• **EXERCISE INPUTS**:
------------------------

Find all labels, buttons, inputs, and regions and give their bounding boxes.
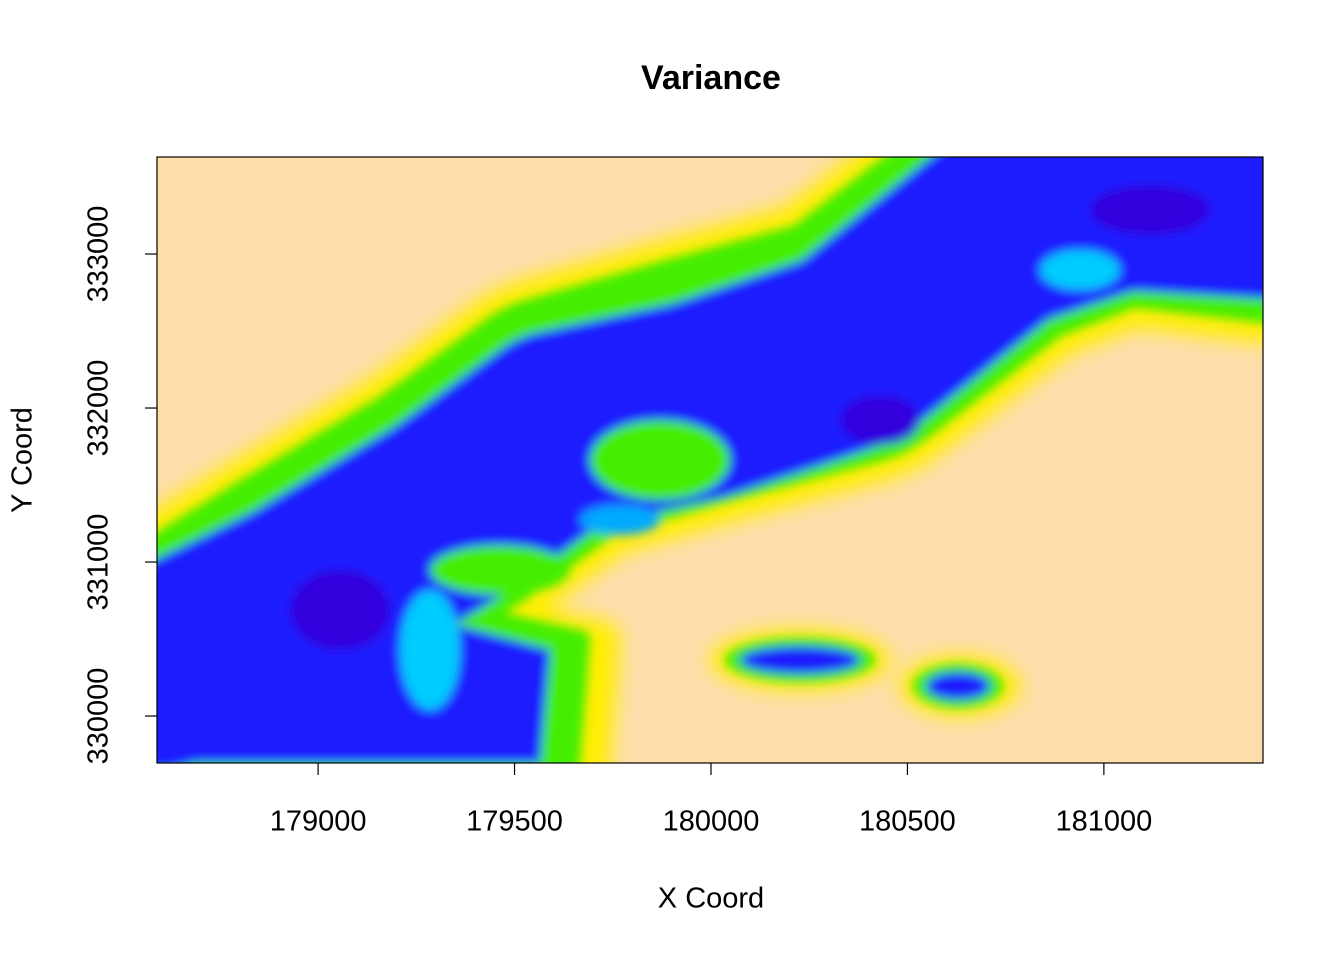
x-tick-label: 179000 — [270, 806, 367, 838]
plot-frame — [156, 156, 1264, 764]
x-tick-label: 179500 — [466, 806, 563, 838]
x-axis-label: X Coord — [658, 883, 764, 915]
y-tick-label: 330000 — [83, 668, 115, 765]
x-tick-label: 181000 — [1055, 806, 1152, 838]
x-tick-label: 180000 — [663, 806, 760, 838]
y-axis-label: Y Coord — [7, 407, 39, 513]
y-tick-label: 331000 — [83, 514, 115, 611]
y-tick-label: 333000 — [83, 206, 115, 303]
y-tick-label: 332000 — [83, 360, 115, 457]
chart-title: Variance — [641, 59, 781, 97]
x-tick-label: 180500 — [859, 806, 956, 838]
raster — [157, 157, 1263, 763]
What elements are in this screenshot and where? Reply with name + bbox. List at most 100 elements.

------------------------

• **TASK DIRECTIONS**: Rewrite every item above, changing "screenshot" to "image" and leaving everything else as it is. Omit the pictures from your output.

• **ANSWER FOR THE TASK**:
Find all labels, buttons, inputs, and regions and give their bounding boxes.
x-tick-label: 179000 — [270, 806, 367, 838]
plot-frame — [156, 156, 1264, 764]
x-tick-label: 179500 — [466, 806, 563, 838]
x-axis-label: X Coord — [658, 883, 764, 915]
y-tick-label: 330000 — [83, 668, 115, 765]
x-tick-label: 181000 — [1055, 806, 1152, 838]
x-tick-label: 180000 — [663, 806, 760, 838]
y-axis-label: Y Coord — [7, 407, 39, 513]
y-tick-label: 331000 — [83, 514, 115, 611]
y-tick-label: 333000 — [83, 206, 115, 303]
y-tick-label: 332000 — [83, 360, 115, 457]
chart-title: Variance — [641, 59, 781, 97]
x-tick-label: 180500 — [859, 806, 956, 838]
raster — [157, 157, 1263, 763]
What elements are in this image and where? Reply with name + bbox. List at most 100 elements.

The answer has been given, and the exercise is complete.